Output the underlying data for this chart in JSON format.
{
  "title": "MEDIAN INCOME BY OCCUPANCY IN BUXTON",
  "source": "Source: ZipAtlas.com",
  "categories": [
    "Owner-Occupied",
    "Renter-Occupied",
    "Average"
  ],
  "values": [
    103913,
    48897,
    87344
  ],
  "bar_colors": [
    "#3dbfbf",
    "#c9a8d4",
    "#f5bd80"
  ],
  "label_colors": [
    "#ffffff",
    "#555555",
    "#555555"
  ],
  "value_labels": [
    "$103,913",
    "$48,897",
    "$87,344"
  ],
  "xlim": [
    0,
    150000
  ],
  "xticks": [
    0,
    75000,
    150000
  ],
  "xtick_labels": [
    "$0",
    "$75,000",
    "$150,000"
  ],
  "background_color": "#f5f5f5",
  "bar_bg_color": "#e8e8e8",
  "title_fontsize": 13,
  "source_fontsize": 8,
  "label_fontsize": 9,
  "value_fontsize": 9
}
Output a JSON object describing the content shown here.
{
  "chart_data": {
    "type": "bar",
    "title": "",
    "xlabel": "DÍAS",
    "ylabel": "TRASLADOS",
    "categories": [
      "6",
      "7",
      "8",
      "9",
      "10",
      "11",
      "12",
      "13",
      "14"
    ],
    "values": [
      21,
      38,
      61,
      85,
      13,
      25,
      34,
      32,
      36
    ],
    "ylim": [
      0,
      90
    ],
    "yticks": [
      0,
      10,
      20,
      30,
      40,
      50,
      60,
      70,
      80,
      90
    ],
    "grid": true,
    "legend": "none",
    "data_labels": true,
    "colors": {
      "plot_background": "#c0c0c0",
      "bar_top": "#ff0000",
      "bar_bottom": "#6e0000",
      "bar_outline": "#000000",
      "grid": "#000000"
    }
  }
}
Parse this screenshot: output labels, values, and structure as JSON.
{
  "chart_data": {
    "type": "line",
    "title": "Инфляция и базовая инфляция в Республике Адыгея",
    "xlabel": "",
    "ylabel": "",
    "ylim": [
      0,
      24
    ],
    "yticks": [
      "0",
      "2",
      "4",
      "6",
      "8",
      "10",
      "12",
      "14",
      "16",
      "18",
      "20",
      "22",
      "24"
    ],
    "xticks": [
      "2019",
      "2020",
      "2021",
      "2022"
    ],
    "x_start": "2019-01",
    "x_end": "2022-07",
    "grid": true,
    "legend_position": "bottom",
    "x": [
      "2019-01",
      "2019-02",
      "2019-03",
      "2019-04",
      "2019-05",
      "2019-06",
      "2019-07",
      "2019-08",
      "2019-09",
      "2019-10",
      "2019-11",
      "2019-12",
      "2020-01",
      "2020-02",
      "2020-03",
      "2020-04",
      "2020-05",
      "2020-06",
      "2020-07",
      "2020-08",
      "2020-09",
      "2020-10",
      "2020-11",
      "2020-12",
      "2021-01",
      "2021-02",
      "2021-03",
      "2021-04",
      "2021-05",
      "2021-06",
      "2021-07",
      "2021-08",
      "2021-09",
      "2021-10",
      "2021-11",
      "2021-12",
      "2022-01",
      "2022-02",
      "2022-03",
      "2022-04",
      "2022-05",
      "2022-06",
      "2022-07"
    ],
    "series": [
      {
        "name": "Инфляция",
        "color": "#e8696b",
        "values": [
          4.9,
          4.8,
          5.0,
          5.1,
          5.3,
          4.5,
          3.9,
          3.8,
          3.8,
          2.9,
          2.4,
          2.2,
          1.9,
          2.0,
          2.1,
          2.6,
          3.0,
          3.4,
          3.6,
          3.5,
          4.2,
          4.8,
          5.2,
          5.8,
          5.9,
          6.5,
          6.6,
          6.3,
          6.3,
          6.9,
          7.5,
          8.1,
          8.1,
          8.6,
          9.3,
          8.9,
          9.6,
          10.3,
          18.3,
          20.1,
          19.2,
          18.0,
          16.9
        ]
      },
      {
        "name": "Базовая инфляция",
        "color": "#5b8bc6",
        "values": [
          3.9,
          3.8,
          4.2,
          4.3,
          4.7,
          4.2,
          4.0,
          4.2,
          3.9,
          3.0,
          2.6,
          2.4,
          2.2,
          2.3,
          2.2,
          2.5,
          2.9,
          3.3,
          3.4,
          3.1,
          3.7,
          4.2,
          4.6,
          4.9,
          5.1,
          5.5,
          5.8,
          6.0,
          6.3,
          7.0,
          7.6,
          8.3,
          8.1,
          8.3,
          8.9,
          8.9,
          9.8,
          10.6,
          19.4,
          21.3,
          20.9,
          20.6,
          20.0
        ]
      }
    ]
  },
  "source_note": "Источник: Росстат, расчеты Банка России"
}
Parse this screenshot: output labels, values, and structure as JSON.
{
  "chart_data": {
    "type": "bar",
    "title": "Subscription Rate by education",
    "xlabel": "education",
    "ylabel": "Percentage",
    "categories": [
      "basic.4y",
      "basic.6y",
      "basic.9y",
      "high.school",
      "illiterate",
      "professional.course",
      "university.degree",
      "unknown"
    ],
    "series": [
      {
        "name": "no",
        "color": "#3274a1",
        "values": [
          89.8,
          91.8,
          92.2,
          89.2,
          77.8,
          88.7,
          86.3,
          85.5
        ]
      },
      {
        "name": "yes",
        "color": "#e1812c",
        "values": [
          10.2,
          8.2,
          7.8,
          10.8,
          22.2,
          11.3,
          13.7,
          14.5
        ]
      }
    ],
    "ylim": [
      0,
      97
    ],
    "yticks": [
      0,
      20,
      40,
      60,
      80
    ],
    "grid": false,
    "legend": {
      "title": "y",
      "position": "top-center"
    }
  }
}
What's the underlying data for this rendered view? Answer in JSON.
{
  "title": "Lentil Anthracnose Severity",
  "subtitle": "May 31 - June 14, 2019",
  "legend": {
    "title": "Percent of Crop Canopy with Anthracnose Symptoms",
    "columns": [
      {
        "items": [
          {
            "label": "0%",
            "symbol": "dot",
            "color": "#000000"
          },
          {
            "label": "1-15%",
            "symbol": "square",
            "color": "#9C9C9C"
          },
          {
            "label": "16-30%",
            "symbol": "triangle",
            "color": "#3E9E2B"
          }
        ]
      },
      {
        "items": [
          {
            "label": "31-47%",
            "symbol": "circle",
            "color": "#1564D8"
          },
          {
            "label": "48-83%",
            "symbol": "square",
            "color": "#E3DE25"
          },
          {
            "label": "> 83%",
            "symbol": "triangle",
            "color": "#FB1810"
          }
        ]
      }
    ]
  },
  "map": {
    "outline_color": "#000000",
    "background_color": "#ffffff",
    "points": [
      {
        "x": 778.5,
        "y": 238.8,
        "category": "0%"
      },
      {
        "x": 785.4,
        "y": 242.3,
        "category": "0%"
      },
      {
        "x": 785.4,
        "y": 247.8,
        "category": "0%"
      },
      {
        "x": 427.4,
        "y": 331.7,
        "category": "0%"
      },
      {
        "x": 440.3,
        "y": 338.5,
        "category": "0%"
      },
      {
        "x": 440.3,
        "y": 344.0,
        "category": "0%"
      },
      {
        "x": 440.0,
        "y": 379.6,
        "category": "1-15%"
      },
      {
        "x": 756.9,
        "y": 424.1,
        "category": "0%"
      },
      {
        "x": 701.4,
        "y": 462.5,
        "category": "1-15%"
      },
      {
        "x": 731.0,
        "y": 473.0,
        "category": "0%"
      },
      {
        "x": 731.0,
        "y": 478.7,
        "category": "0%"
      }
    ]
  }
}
++++++
EXERCISE BRIEF: Write the entries again, exactly as they stand.

RESULT OF THE EXERCISE:
Output the underlying data for this chart in JSON format.
{
  "title": "MEDIAN INCOME BY OCCUPANCY IN BUXTON",
  "source": "Source: ZipAtlas.com",
  "categories": [
    "Owner-Occupied",
    "Renter-Occupied",
    "Average"
  ],
  "values": [
    103913,
    48897,
    87344
  ],
  "bar_colors": [
    "#3dbfbf",
    "#c9a8d4",
    "#f5bd80"
  ],
  "label_colors": [
    "#ffffff",
    "#555555",
    "#555555"
  ],
  "value_labels": [
    "$103,913",
    "$48,897",
    "$87,344"
  ],
  "xlim": [
    0,
    150000
  ],
  "xticks": [
    0,
    75000,
    150000
  ],
  "xtick_labels": [
    "$0",
    "$75,000",
    "$150,000"
  ],
  "background_color": "#f5f5f5",
  "bar_bg_color": "#e8e8e8",
  "title_fontsize": 13,
  "source_fontsize": 8,
  "label_fontsize": 9,
  "value_fontsize": 9
}
Output a JSON object describing the content shown here.
{
  "chart_data": {
    "type": "bar",
    "title": "",
    "xlabel": "DÍAS",
    "ylabel": "TRASLADOS",
    "categories": [
      "6",
      "7",
      "8",
      "9",
      "10",
      "11",
      "12",
      "13",
      "14"
    ],
    "values": [
      21,
      38,
      61,
      85,
      13,
      25,
      34,
      32,
      36
    ],
    "ylim": [
      0,
      90
    ],
    "yticks": [
      0,
      10,
      20,
      30,
      40,
      50,
      60,
      70,
      80,
      90
    ],
    "grid": true,
    "legend": "none",
    "data_labels": true,
    "colors": {
      "plot_background": "#c0c0c0",
      "bar_top": "#ff0000",
      "bar_bottom": "#6e0000",
      "bar_outline": "#000000",
      "grid": "#000000"
    }
  }
}
Parse this screenshot: output labels, values, and structure as JSON.
{
  "chart_data": {
    "type": "line",
    "title": "Инфляция и базовая инфляция в Республике Адыгея",
    "xlabel": "",
    "ylabel": "",
    "ylim": [
      0,
      24
    ],
    "yticks": [
      "0",
      "2",
      "4",
      "6",
      "8",
      "10",
      "12",
      "14",
      "16",
      "18",
      "20",
      "22",
      "24"
    ],
    "xticks": [
      "2019",
      "2020",
      "2021",
      "2022"
    ],
    "x_start": "2019-01",
    "x_end": "2022-07",
    "grid": true,
    "legend_position": "bottom",
    "x": [
      "2019-01",
      "2019-02",
      "2019-03",
      "2019-04",
      "2019-05",
      "2019-06",
      "2019-07",
      "2019-08",
      "2019-09",
      "2019-10",
      "2019-11",
      "2019-12",
      "2020-01",
      "2020-02",
      "2020-03",
      "2020-04",
      "2020-05",
      "2020-06",
      "2020-07",
      "2020-08",
      "2020-09",
      "2020-10",
      "2020-11",
      "2020-12",
      "2021-01",
      "2021-02",
      "2021-03",
      "2021-04",
      "2021-05",
      "2021-06",
      "2021-07",
      "2021-08",
      "2021-09",
      "2021-10",
      "2021-11",
      "2021-12",
      "2022-01",
      "2022-02",
      "2022-03",
      "2022-04",
      "2022-05",
      "2022-06",
      "2022-07"
    ],
    "series": [
      {
        "name": "Инфляция",
        "color": "#e8696b",
        "values": [
          4.9,
          4.8,
          5.0,
          5.1,
          5.3,
          4.5,
          3.9,
          3.8,
          3.8,
          2.9,
          2.4,
          2.2,
          1.9,
          2.0,
          2.1,
          2.6,
          3.0,
          3.4,
          3.6,
          3.5,
          4.2,
          4.8,
          5.2,
          5.8,
          5.9,
          6.5,
          6.6,
          6.3,
          6.3,
          6.9,
          7.5,
          8.1,
          8.1,
          8.6,
          9.3,
          8.9,
          9.6,
          10.3,
          18.3,
          20.1,
          19.2,
          18.0,
          16.9
        ]
      },
      {
        "name": "Базовая инфляция",
        "color": "#5b8bc6",
        "values": [
          3.9,
          3.8,
          4.2,
          4.3,
          4.7,
          4.2,
          4.0,
          4.2,
          3.9,
          3.0,
          2.6,
          2.4,
          2.2,
          2.3,
          2.2,
          2.5,
          2.9,
          3.3,
          3.4,
          3.1,
          3.7,
          4.2,
          4.6,
          4.9,
          5.1,
          5.5,
          5.8,
          6.0,
          6.3,
          7.0,
          7.6,
          8.3,
          8.1,
          8.3,
          8.9,
          8.9,
          9.8,
          10.6,
          19.4,
          21.3,
          20.9,
          20.6,
          20.0
        ]
      }
    ]
  },
  "source_note": "Источник: Росстат, расчеты Банка России"
}
Parse this screenshot: output labels, values, and structure as JSON.
{
  "chart_data": {
    "type": "bar",
    "title": "Subscription Rate by education",
    "xlabel": "education",
    "ylabel": "Percentage",
    "categories": [
      "basic.4y",
      "basic.6y",
      "basic.9y",
      "high.school",
      "illiterate",
      "professional.course",
      "university.degree",
      "unknown"
    ],
    "series": [
      {
        "name": "no",
        "color": "#3274a1",
        "values": [
          89.8,
          91.8,
          92.2,
          89.2,
          77.8,
          88.7,
          86.3,
          85.5
        ]
      },
      {
        "name": "yes",
        "color": "#e1812c",
        "values": [
          10.2,
          8.2,
          7.8,
          10.8,
          22.2,
          11.3,
          13.7,
          14.5
        ]
      }
    ],
    "ylim": [
      0,
      97
    ],
    "yticks": [
      0,
      20,
      40,
      60,
      80
    ],
    "grid": false,
    "legend": {
      "title": "y",
      "position": "top-center"
    }
  }
}
What's the underlying data for this rendered view? Answer in JSON.
{
  "title": "Lentil Anthracnose Severity",
  "subtitle": "May 31 - June 14, 2019",
  "legend": {
    "title": "Percent of Crop Canopy with Anthracnose Symptoms",
    "columns": [
      {
        "items": [
          {
            "label": "0%",
            "symbol": "dot",
            "color": "#000000"
          },
          {
            "label": "1-15%",
            "symbol": "square",
            "color": "#9C9C9C"
          },
          {
            "label": "16-30%",
            "symbol": "triangle",
            "color": "#3E9E2B"
          }
        ]
      },
      {
        "items": [
          {
            "label": "31-47%",
            "symbol": "circle",
            "color": "#1564D8"
          },
          {
            "label": "48-83%",
            "symbol": "square",
            "color": "#E3DE25"
          },
          {
            "label": "> 83%",
            "symbol": "triangle",
            "color": "#FB1810"
          }
        ]
      }
    ]
  },
  "map": {
    "outline_color": "#000000",
    "background_color": "#ffffff",
    "points": [
      {
        "x": 778.5,
        "y": 238.8,
        "category": "0%"
      },
      {
        "x": 785.4,
        "y": 242.3,
        "category": "0%"
      },
      {
        "x": 785.4,
        "y": 247.8,
        "category": "0%"
      },
      {
        "x": 427.4,
        "y": 331.7,
        "category": "0%"
      },
      {
        "x": 440.3,
        "y": 338.5,
        "category": "0%"
      },
      {
        "x": 440.3,
        "y": 344.0,
        "category": "0%"
      },
      {
        "x": 440.0,
        "y": 379.6,
        "category": "1-15%"
      },
      {
        "x": 756.9,
        "y": 424.1,
        "category": "0%"
      },
      {
        "x": 701.4,
        "y": 462.5,
        "category": "1-15%"
      },
      {
        "x": 731.0,
        "y": 473.0,
        "category": "0%"
      },
      {
        "x": 731.0,
        "y": 478.7,
        "category": "0%"
      }
    ]
  }
}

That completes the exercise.